Out of the lines in this data, how many include "value"? Give the number and nothing else.

## Source data:
================
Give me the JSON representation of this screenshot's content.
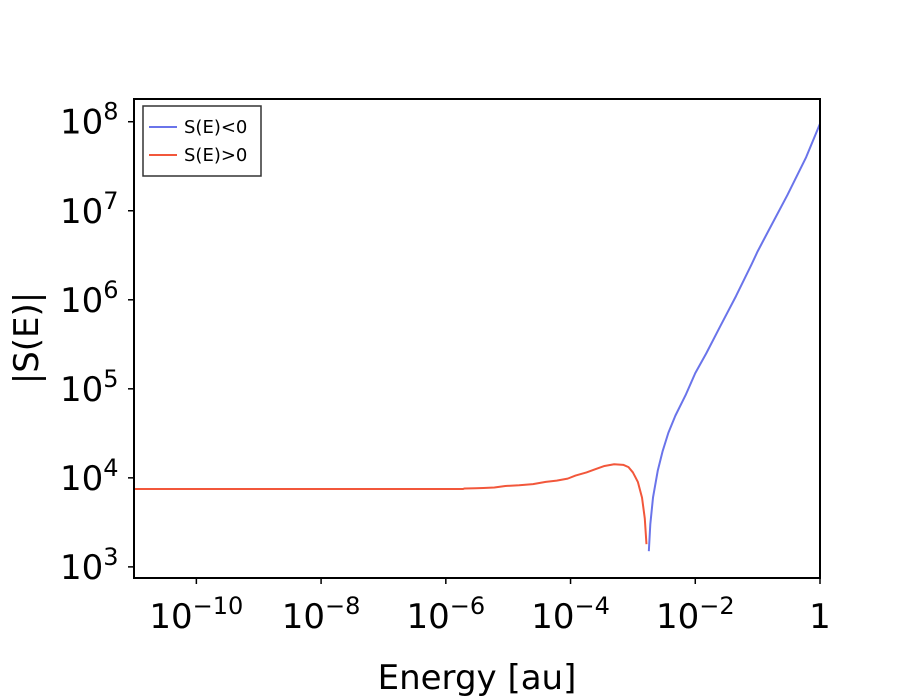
{
  "chart_data": {
    "type": "line",
    "title": "",
    "xlabel": "Energy [au]",
    "ylabel": "|S(E)|",
    "xscale": "log",
    "yscale": "log",
    "xlim": [
      1e-11,
      1
    ],
    "ylim": [
      750,
      180000000
    ],
    "grid": false,
    "legend_position": "top-left",
    "x_ticks": [
      {
        "value": 1e-10,
        "base": "10",
        "exp": "−10"
      },
      {
        "value": 1e-08,
        "base": "10",
        "exp": "−8"
      },
      {
        "value": 1e-06,
        "base": "10",
        "exp": "−6"
      },
      {
        "value": 0.0001,
        "base": "10",
        "exp": "−4"
      },
      {
        "value": 0.01,
        "base": "10",
        "exp": "−2"
      },
      {
        "value": 1,
        "base": "1",
        "exp": ""
      }
    ],
    "y_ticks": [
      {
        "value": 1000,
        "base": "10",
        "exp": "3"
      },
      {
        "value": 10000,
        "base": "10",
        "exp": "4"
      },
      {
        "value": 100000,
        "base": "10",
        "exp": "5"
      },
      {
        "value": 1000000,
        "base": "10",
        "exp": "6"
      },
      {
        "value": 10000000,
        "base": "10",
        "exp": "7"
      },
      {
        "value": 100000000,
        "base": "10",
        "exp": "8"
      }
    ],
    "series": [
      {
        "name": "S(E)<0",
        "color": "#6a74ea",
        "x": [
          0.0018,
          0.0019,
          0.0021,
          0.0025,
          0.003,
          0.0037,
          0.0048,
          0.007,
          0.01,
          0.015,
          0.025,
          0.045,
          0.08,
          0.1,
          0.15,
          0.3,
          0.6,
          1.0
        ],
        "y": [
          1500,
          3000,
          6000,
          12000,
          20000,
          32000,
          50000,
          85000,
          150000,
          250000,
          500000,
          1100000,
          2500000,
          3500000,
          6000000,
          15000000,
          40000000,
          95000000
        ]
      },
      {
        "name": "S(E)>0",
        "color": "#f2573b",
        "x": [
          1e-11,
          1e-10,
          1e-09,
          1e-08,
          1e-07,
          1e-06,
          1.9e-06,
          2e-06,
          3e-06,
          4e-06,
          6e-06,
          9e-06,
          1.5e-05,
          2.5e-05,
          4e-05,
          6e-05,
          9e-05,
          0.00012,
          0.00018,
          0.00025,
          0.00035,
          0.0005,
          0.0007,
          0.00085,
          0.001,
          0.0012,
          0.0014,
          0.00155,
          0.00165
        ],
        "y": [
          7500,
          7500,
          7500,
          7500,
          7500,
          7500,
          7500,
          7600,
          7650,
          7700,
          7800,
          8100,
          8250,
          8500,
          9000,
          9300,
          9800,
          10600,
          11500,
          12500,
          13600,
          14200,
          14000,
          13200,
          11500,
          9000,
          6000,
          3500,
          1800
        ]
      }
    ]
  }
}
================
## The answer:
12